:: Short problem ::
Your task is to copy each line that has the word "科技发展水平".

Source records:

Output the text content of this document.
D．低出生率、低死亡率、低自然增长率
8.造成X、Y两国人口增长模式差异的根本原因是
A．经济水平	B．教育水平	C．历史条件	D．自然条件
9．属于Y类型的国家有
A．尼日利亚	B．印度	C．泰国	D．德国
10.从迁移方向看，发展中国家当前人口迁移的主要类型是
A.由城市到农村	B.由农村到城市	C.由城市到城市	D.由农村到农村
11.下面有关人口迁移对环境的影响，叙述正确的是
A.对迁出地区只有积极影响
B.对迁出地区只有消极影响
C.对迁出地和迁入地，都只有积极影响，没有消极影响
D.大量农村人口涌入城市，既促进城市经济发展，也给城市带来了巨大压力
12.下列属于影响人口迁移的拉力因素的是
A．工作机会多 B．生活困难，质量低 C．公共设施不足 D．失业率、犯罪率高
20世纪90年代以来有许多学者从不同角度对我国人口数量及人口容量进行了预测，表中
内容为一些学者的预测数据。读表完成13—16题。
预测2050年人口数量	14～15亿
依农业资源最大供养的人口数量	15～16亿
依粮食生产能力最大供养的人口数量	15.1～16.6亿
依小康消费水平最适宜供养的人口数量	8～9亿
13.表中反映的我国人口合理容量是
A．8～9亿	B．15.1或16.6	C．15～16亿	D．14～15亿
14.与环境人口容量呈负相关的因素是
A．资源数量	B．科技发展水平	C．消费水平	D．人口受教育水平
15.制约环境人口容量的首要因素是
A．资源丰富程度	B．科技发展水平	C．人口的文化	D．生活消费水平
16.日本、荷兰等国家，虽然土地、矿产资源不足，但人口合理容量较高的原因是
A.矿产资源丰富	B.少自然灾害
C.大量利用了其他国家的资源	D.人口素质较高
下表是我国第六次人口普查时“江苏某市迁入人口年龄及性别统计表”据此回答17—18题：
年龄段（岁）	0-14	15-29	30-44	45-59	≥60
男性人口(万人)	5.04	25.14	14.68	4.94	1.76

:: Answer for this exercise ::
A．资源数量	B．科技发展水平	C．消费水平	D．人口受教育水平
A．资源丰富程度	B．科技发展水平	C．人口的文化	D．生活消费水平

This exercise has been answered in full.